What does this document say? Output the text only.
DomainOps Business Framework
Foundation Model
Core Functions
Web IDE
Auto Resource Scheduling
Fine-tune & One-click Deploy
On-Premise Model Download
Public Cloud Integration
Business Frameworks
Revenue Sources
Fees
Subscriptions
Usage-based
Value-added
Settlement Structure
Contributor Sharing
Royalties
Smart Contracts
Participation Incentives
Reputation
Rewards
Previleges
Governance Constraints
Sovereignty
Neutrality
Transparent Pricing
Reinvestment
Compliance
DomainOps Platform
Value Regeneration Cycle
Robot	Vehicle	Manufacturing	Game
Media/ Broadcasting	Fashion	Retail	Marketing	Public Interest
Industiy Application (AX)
====
▸ Goal
All of the lines above must be returned exactly.

▸ Answer for the task
What does this document say? Output the text only.
DomainOps Business Framework
Foundation Model
Core Functions
Web IDE
Auto Resource Scheduling
Fine-tune & One-click Deploy
On-Premise Model Download
Public Cloud Integration
Business Frameworks
Revenue Sources
Fees
Subscriptions
Usage-based
Value-added
Settlement Structure
Contributor Sharing
Royalties
Smart Contracts
Participation Incentives
Reputation
Rewards
Previleges
Governance Constraints
Sovereignty
Neutrality
Transparent Pricing
Reinvestment
Compliance
DomainOps Platform
Value Regeneration Cycle
Robot	Vehicle	Manufacturing	Game
Media/ Broadcasting	Fashion	Retail	Marketing	Public Interest
Industiy Application (AX)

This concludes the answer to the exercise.